WHAT IS ASKED:
Every record below should be transcribed exactly. Omit the images.

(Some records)

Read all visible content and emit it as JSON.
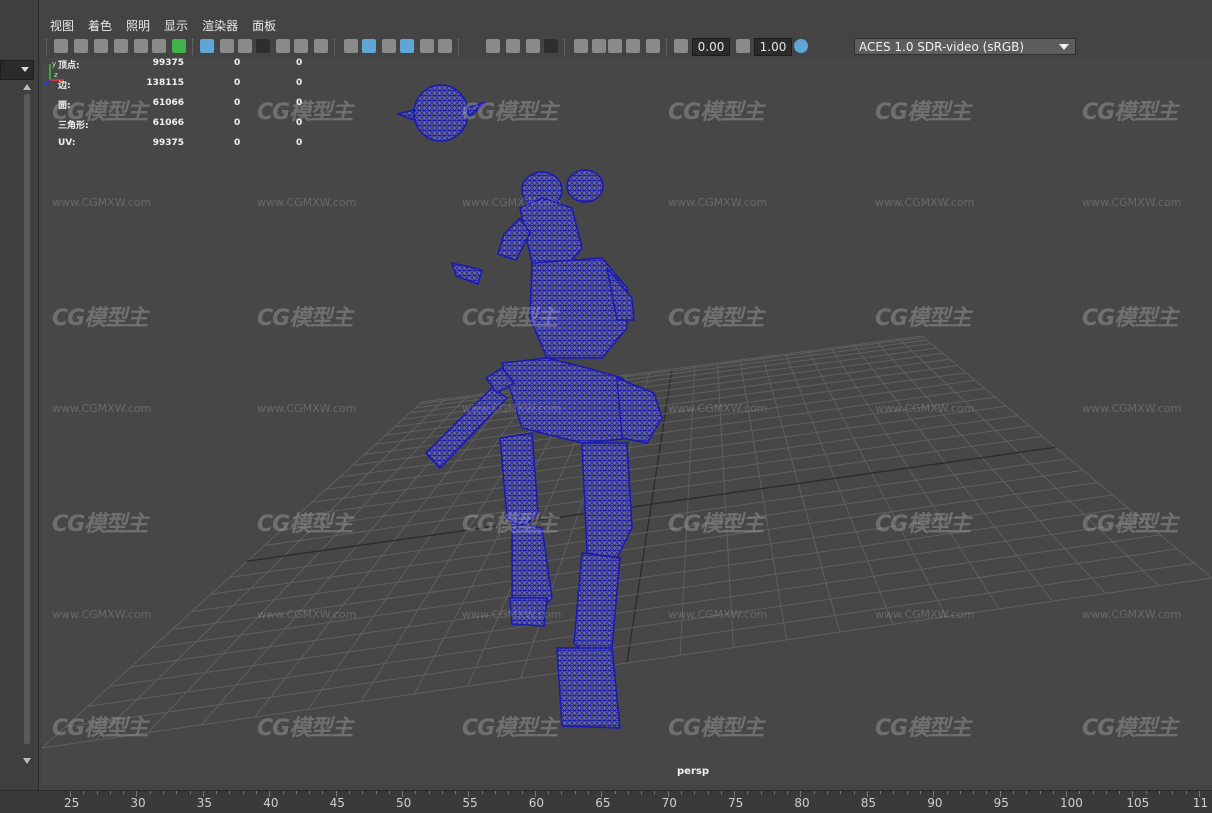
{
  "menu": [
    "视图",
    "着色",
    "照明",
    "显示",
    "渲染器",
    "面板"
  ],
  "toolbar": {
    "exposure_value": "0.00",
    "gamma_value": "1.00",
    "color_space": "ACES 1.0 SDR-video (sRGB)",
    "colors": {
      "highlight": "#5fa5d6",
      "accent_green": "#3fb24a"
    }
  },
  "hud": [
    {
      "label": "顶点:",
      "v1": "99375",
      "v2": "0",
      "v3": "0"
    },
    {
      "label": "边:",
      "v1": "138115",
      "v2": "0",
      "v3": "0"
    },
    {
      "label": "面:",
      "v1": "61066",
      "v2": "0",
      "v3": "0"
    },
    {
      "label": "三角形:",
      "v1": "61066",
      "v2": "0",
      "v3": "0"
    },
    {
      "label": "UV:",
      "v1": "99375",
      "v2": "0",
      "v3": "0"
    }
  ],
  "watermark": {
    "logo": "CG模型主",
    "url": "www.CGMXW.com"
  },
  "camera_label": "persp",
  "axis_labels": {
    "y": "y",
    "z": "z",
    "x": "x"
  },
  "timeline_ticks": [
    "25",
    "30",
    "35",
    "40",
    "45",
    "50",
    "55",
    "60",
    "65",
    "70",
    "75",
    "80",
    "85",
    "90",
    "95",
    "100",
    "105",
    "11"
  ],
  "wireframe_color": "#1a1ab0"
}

OUTPUT BELOW:
Read all visible content and emit it as JSON.
{
  "menu": [
    "视图",
    "着色",
    "照明",
    "显示",
    "渲染器",
    "面板"
  ],
  "toolbar": {
    "exposure_value": "0.00",
    "gamma_value": "1.00",
    "color_space": "ACES 1.0 SDR-video (sRGB)",
    "colors": {
      "highlight": "#5fa5d6",
      "accent_green": "#3fb24a"
    }
  },
  "hud": [
    {
      "label": "顶点:",
      "v1": "99375",
      "v2": "0",
      "v3": "0"
    },
    {
      "label": "边:",
      "v1": "138115",
      "v2": "0",
      "v3": "0"
    },
    {
      "label": "面:",
      "v1": "61066",
      "v2": "0",
      "v3": "0"
    },
    {
      "label": "三角形:",
      "v1": "61066",
      "v2": "0",
      "v3": "0"
    },
    {
      "label": "UV:",
      "v1": "99375",
      "v2": "0",
      "v3": "0"
    }
  ],
  "watermark": {
    "logo": "CG模型主",
    "url": "www.CGMXW.com"
  },
  "camera_label": "persp",
  "axis_labels": {
    "y": "y",
    "z": "z",
    "x": "x"
  },
  "timeline_ticks": [
    "25",
    "30",
    "35",
    "40",
    "45",
    "50",
    "55",
    "60",
    "65",
    "70",
    "75",
    "80",
    "85",
    "90",
    "95",
    "100",
    "105",
    "11"
  ],
  "wireframe_color": "#1a1ab0"
}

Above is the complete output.